GIVEN INSTRUCTION: Every line that includes the word "nicht" is to be listed.

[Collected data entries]

+ + + + + + +

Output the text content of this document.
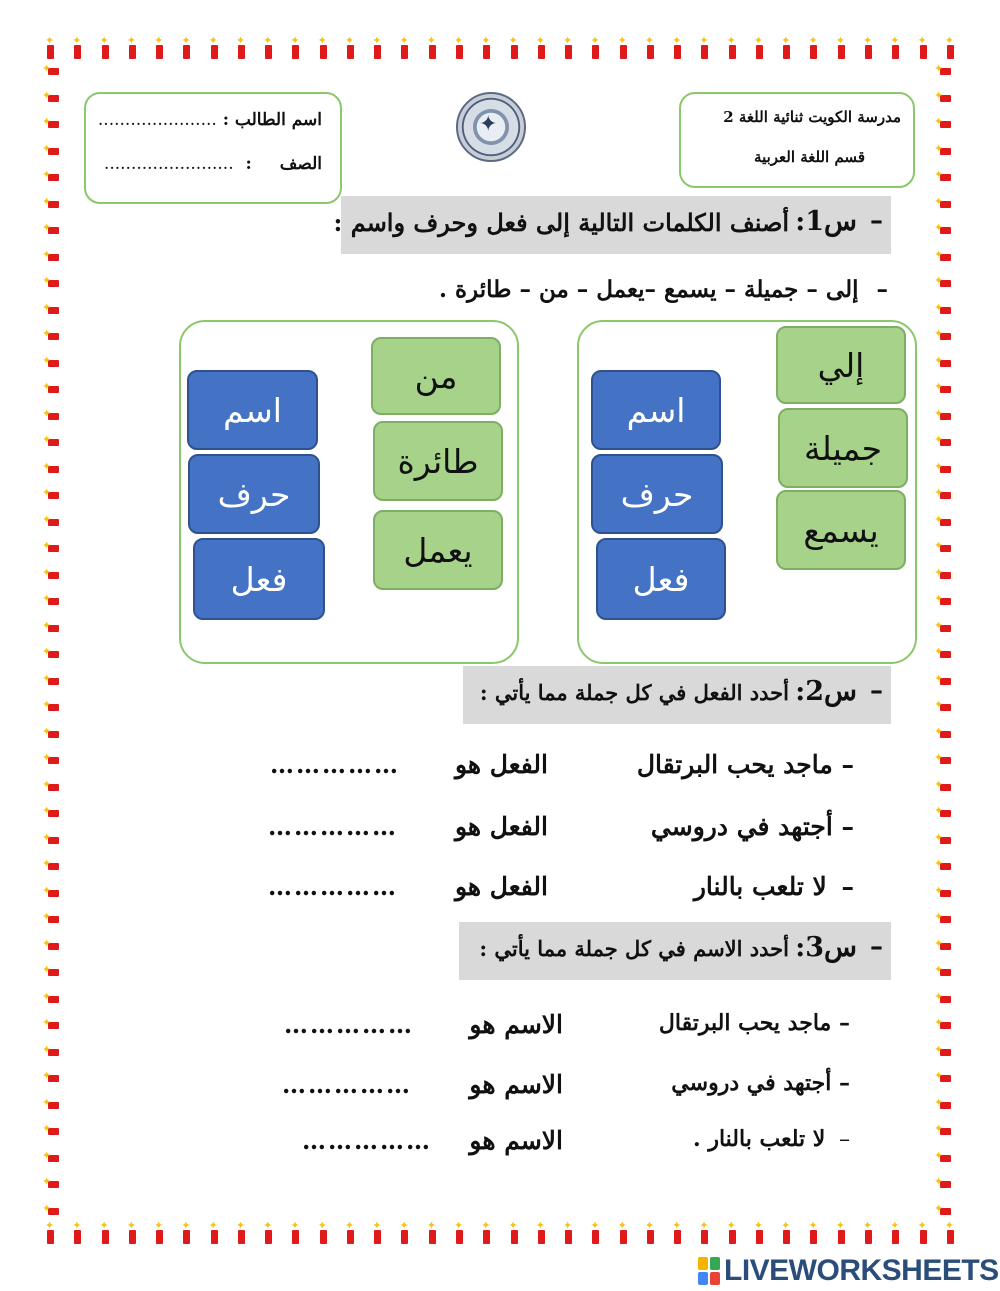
✦
✦
✦
✦
✦
✦
✦
✦
✦
✦
✦
✦
✦
✦
✦
✦
✦
✦
✦
✦
✦
✦
✦
✦
✦
✦
✦
✦
✦
✦
✦
✦
✦
✦
✦
✦
✦
✦
✦
✦
✦
✦
✦
✦
✦
✦
✦
✦
✦
✦
✦
✦
✦
✦
✦
✦
✦
✦
✦
✦
✦
✦
✦
✦
✦
✦
✦
✦
✦
✦
✦
✦
✦
✦
✦
✦
✦
✦
✦
✦
✦
✦
✦
✦
✦
✦
✦
✦
✦
✦
✦
✦
✦
✦
✦
✦
✦
✦
✦
✦
✦
✦
✦
✦
✦
✦
✦
✦
✦
✦
✦
✦
✦
✦
✦
✦
✦
✦
✦
✦
✦
✦
✦
✦
✦
✦
✦
✦
✦
✦
✦
✦
✦
✦
✦
✦
✦
✦
✦
✦
✦
✦
✦
✦
✦
✦
✦
✦
✦
✦
✦
✦
✦
✦
✦
✦
اسم الطالب : ......................
الصف : ........................
✦	مدرسة الكويت ثنائية اللغة 2
قسم اللغة العربية
–
س1:
أصنف الكلمات التالية إلى فعل وحرف واسم :
– إلى – جميلة – يسمع –يعمل – من – طائرة .
إلي
جميلة
يسمع
اسم
حرف
فعل
من
طائرة
يعمل
اسم
حرف
فعل
–
س2:
أحدد الفعل في كل جملة مما يأتي :
– ماجد يحب البرتقال
الفعل هو
……………
– أجتهد في دروسي
الفعل هو
……………
– لا تلعب بالنار
الفعل هو
……………
–
س3:
أحدد الاسم في كل جملة مما يأتي :
– ماجد يحب البرتقال
الاسم هو
……………
– أجتهد في دروسي
الاسم هو
……………
– لا تلعب بالنار .
الاسم هو
……………
LIVEWORKSHEETS
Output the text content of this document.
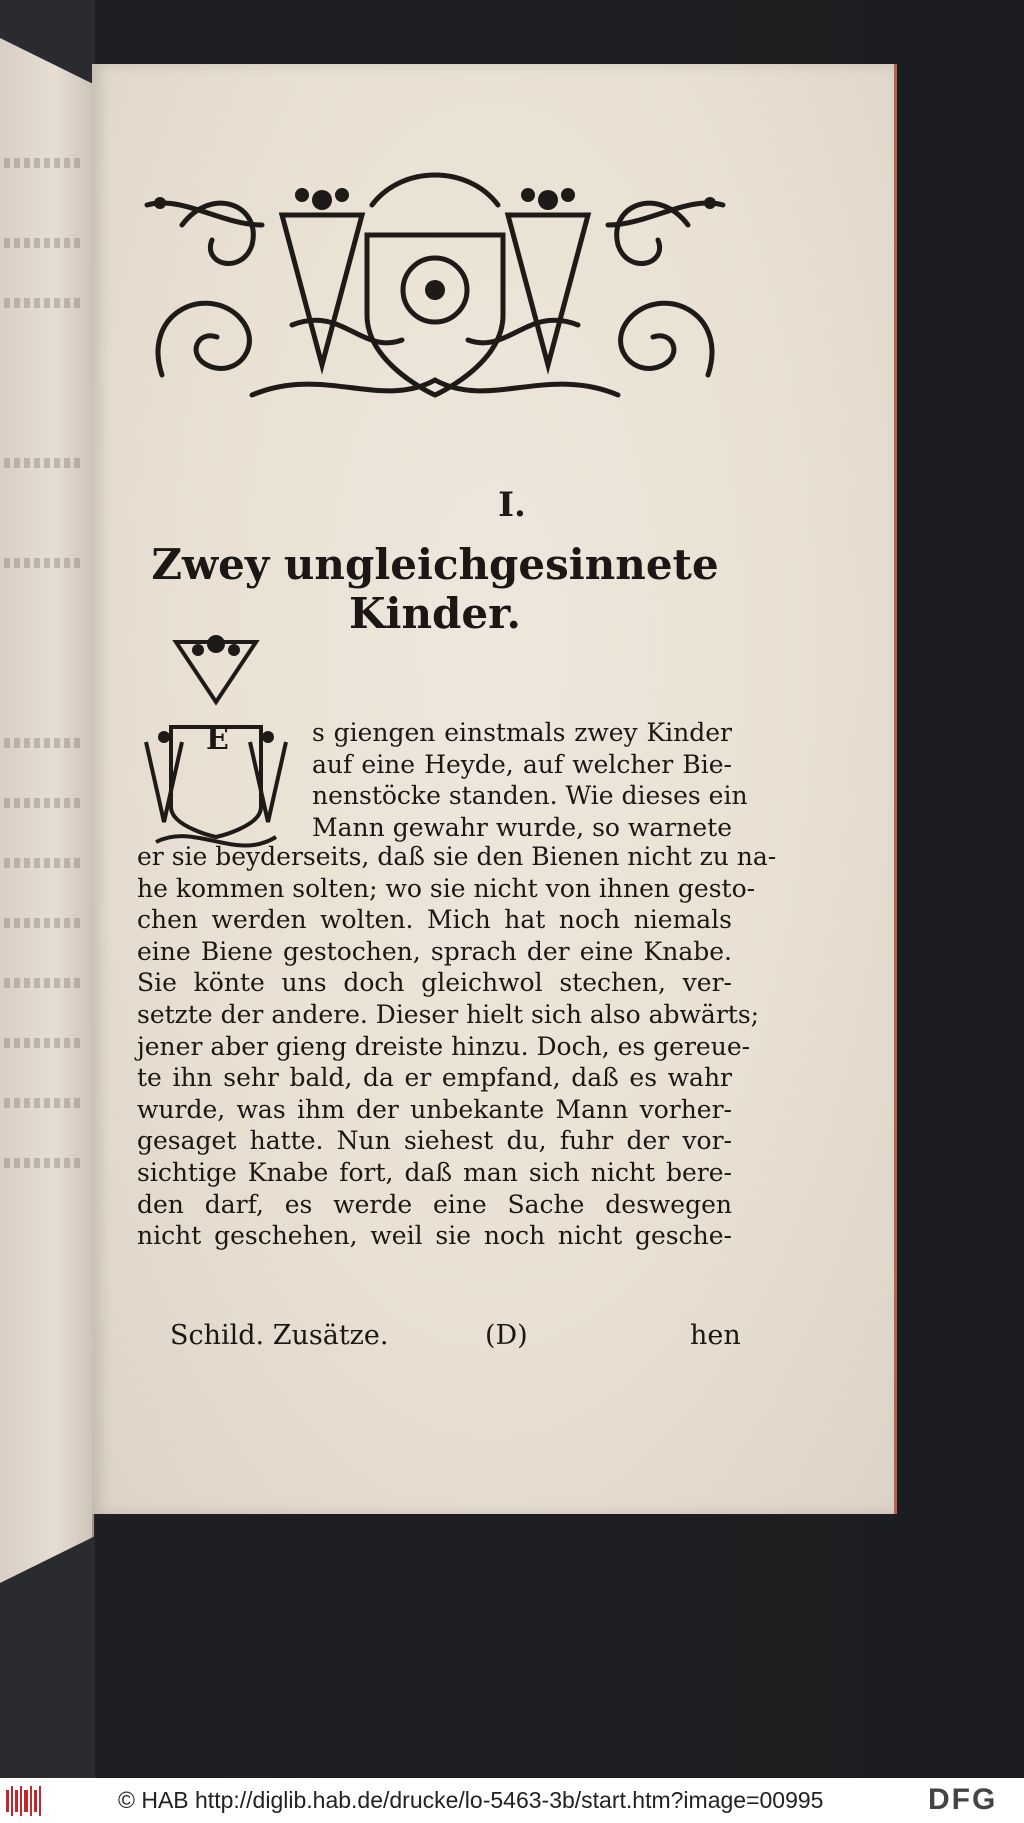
I.
Zwey ungleichgesinnete Kinder.
E	s giengen einstmals zwey Kinder
auf eine Heyde, auf welcher Bie-
nenstöcke standen. Wie dieses ein
Mann gewahr wurde, so warnete
er sie beyderseits, daß sie den Bienen nicht zu na-
he kommen solten; wo sie nicht von ihnen gesto-
chen werden wolten. Mich hat noch niemals
eine Biene gestochen, sprach der eine Knabe.
Sie könte uns doch gleichwol stechen, ver-
setzte der andere. Dieser hielt sich also abwärts;
jener aber gieng dreiste hinzu. Doch, es gereue-
te ihn sehr bald, da er empfand, daß es wahr
wurde, was ihm der unbekante Mann vorher-
gesaget hatte. Nun siehest du, fuhr der vor-
sichtige Knabe fort, daß man sich nicht bere-
den darf, es werde eine Sache deswegen
nicht geschehen, weil sie noch nicht gesche-
Schild. Zusätze.	(D)	hen
© HAB http://diglib.hab.de/drucke/lo-5463-3b/start.htm?image=00995	DFG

+ + + + + + +

COMPLETE ANSWER:
er sie beyderseits, daß sie den Bienen nicht zu na-
he kommen solten; wo sie nicht von ihnen gesto-
sichtige Knabe fort, daß man sich nicht bere-
nicht geschehen, weil sie noch nicht gesche-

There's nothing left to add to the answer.